◆ **Exercise details**
Select the lines below containing the word "Nuovi".

## Start Provided entries

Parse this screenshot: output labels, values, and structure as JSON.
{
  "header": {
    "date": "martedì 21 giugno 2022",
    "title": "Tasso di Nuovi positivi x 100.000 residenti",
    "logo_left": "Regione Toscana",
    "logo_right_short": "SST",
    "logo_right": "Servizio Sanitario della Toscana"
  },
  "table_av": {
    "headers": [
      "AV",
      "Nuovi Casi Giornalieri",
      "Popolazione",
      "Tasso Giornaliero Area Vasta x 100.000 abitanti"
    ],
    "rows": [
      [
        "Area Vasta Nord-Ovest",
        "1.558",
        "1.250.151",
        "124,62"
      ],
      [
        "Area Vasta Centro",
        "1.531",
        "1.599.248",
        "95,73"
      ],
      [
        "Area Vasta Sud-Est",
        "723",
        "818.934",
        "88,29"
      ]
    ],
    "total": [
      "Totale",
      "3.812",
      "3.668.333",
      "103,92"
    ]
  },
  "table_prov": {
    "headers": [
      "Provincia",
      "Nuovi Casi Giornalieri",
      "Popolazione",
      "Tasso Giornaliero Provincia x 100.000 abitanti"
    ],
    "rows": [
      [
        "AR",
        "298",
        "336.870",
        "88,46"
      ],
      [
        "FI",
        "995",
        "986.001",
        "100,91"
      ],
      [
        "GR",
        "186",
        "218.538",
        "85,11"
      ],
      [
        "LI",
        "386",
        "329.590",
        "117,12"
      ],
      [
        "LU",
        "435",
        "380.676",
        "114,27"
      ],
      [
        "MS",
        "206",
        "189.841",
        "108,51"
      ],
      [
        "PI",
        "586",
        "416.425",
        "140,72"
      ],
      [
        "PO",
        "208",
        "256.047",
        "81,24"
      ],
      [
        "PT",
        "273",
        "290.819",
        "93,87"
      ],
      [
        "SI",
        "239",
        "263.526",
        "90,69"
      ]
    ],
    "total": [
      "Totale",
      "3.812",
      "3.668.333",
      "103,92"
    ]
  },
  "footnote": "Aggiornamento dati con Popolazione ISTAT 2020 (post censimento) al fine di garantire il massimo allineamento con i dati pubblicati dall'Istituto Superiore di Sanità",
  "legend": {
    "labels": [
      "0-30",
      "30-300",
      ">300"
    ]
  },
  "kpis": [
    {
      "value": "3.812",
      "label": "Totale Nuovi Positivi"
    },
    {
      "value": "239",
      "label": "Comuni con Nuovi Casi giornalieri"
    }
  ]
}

## End Provided entries

◆ **Answer to this exercise**
    "title": "Tasso di Nuovi positivi x 100.000 residenti",
      "Nuovi Casi Giornalieri",
      "Nuovi Casi Giornalieri",
      "label": "Totale Nuovi Positivi"
      "label": "Comuni con Nuovi Casi giornalieri"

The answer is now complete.